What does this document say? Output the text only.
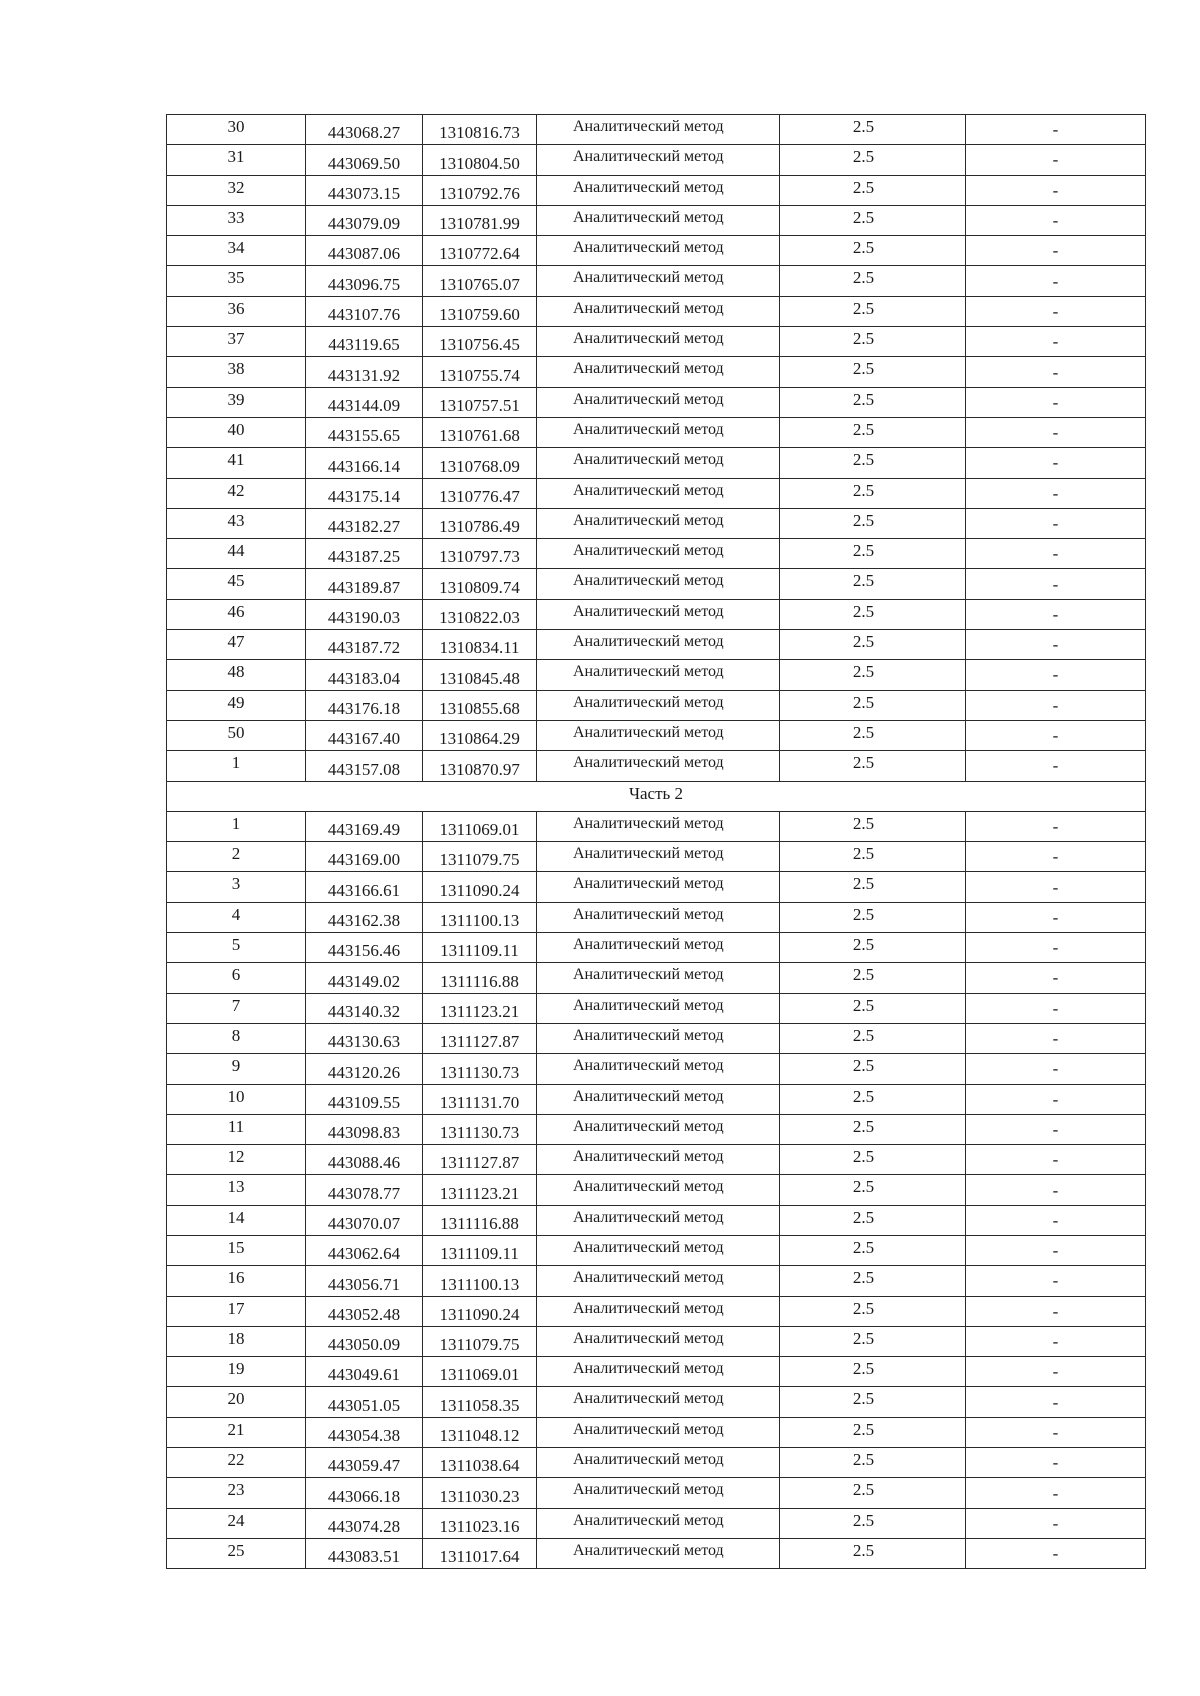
30	443068.27	1310816.73	Аналитический метод	2.5	-
31	443069.50	1310804.50	Аналитический метод	2.5	-
32	443073.15	1310792.76	Аналитический метод	2.5	-
33	443079.09	1310781.99	Аналитический метод	2.5	-
34	443087.06	1310772.64	Аналитический метод	2.5	-
35	443096.75	1310765.07	Аналитический метод	2.5	-
36	443107.76	1310759.60	Аналитический метод	2.5	-
37	443119.65	1310756.45	Аналитический метод	2.5	-
38	443131.92	1310755.74	Аналитический метод	2.5	-
39	443144.09	1310757.51	Аналитический метод	2.5	-
40	443155.65	1310761.68	Аналитический метод	2.5	-
41	443166.14	1310768.09	Аналитический метод	2.5	-
42	443175.14	1310776.47	Аналитический метод	2.5	-
43	443182.27	1310786.49	Аналитический метод	2.5	-
44	443187.25	1310797.73	Аналитический метод	2.5	-
45	443189.87	1310809.74	Аналитический метод	2.5	-
46	443190.03	1310822.03	Аналитический метод	2.5	-
47	443187.72	1310834.11	Аналитический метод	2.5	-
48	443183.04	1310845.48	Аналитический метод	2.5	-
49	443176.18	1310855.68	Аналитический метод	2.5	-
50	443167.40	1310864.29	Аналитический метод	2.5	-
1	443157.08	1310870.97	Аналитический метод	2.5	-
Часть 2					
1	443169.49	1311069.01	Аналитический метод	2.5	-
2	443169.00	1311079.75	Аналитический метод	2.5	-
3	443166.61	1311090.24	Аналитический метод	2.5	-
4	443162.38	1311100.13	Аналитический метод	2.5	-
5	443156.46	1311109.11	Аналитический метод	2.5	-
6	443149.02	1311116.88	Аналитический метод	2.5	-
7	443140.32	1311123.21	Аналитический метод	2.5	-
8	443130.63	1311127.87	Аналитический метод	2.5	-
9	443120.26	1311130.73	Аналитический метод	2.5	-
10	443109.55	1311131.70	Аналитический метод	2.5	-
11	443098.83	1311130.73	Аналитический метод	2.5	-
12	443088.46	1311127.87	Аналитический метод	2.5	-
13	443078.77	1311123.21	Аналитический метод	2.5	-
14	443070.07	1311116.88	Аналитический метод	2.5	-
15	443062.64	1311109.11	Аналитический метод	2.5	-
16	443056.71	1311100.13	Аналитический метод	2.5	-
17	443052.48	1311090.24	Аналитический метод	2.5	-
18	443050.09	1311079.75	Аналитический метод	2.5	-
19	443049.61	1311069.01	Аналитический метод	2.5	-
20	443051.05	1311058.35	Аналитический метод	2.5	-
21	443054.38	1311048.12	Аналитический метод	2.5	-
22	443059.47	1311038.64	Аналитический метод	2.5	-
23	443066.18	1311030.23	Аналитический метод	2.5	-
24	443074.28	1311023.16	Аналитический метод	2.5	-
25	443083.51	1311017.64	Аналитический метод	2.5	-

# # #

Reproduce the entries exactly. Do not carry over any picture.

ANSWER TO THE TASK –
What does this document say? Output the text only.
30	443068.27	1310816.73	Аналитический метод	2.5	-
31	443069.50	1310804.50	Аналитический метод	2.5	-
32	443073.15	1310792.76	Аналитический метод	2.5	-
33	443079.09	1310781.99	Аналитический метод	2.5	-
34	443087.06	1310772.64	Аналитический метод	2.5	-
35	443096.75	1310765.07	Аналитический метод	2.5	-
36	443107.76	1310759.60	Аналитический метод	2.5	-
37	443119.65	1310756.45	Аналитический метод	2.5	-
38	443131.92	1310755.74	Аналитический метод	2.5	-
39	443144.09	1310757.51	Аналитический метод	2.5	-
40	443155.65	1310761.68	Аналитический метод	2.5	-
41	443166.14	1310768.09	Аналитический метод	2.5	-
42	443175.14	1310776.47	Аналитический метод	2.5	-
43	443182.27	1310786.49	Аналитический метод	2.5	-
44	443187.25	1310797.73	Аналитический метод	2.5	-
45	443189.87	1310809.74	Аналитический метод	2.5	-
46	443190.03	1310822.03	Аналитический метод	2.5	-
47	443187.72	1310834.11	Аналитический метод	2.5	-
48	443183.04	1310845.48	Аналитический метод	2.5	-
49	443176.18	1310855.68	Аналитический метод	2.5	-
50	443167.40	1310864.29	Аналитический метод	2.5	-
1	443157.08	1310870.97	Аналитический метод	2.5	-
Часть 2					
1	443169.49	1311069.01	Аналитический метод	2.5	-
2	443169.00	1311079.75	Аналитический метод	2.5	-
3	443166.61	1311090.24	Аналитический метод	2.5	-
4	443162.38	1311100.13	Аналитический метод	2.5	-
5	443156.46	1311109.11	Аналитический метод	2.5	-
6	443149.02	1311116.88	Аналитический метод	2.5	-
7	443140.32	1311123.21	Аналитический метод	2.5	-
8	443130.63	1311127.87	Аналитический метод	2.5	-
9	443120.26	1311130.73	Аналитический метод	2.5	-
10	443109.55	1311131.70	Аналитический метод	2.5	-
11	443098.83	1311130.73	Аналитический метод	2.5	-
12	443088.46	1311127.87	Аналитический метод	2.5	-
13	443078.77	1311123.21	Аналитический метод	2.5	-
14	443070.07	1311116.88	Аналитический метод	2.5	-
15	443062.64	1311109.11	Аналитический метод	2.5	-
16	443056.71	1311100.13	Аналитический метод	2.5	-
17	443052.48	1311090.24	Аналитический метод	2.5	-
18	443050.09	1311079.75	Аналитический метод	2.5	-
19	443049.61	1311069.01	Аналитический метод	2.5	-
20	443051.05	1311058.35	Аналитический метод	2.5	-
21	443054.38	1311048.12	Аналитический метод	2.5	-
22	443059.47	1311038.64	Аналитический метод	2.5	-
23	443066.18	1311030.23	Аналитический метод	2.5	-
24	443074.28	1311023.16	Аналитический метод	2.5	-
25	443083.51	1311017.64	Аналитический метод	2.5	-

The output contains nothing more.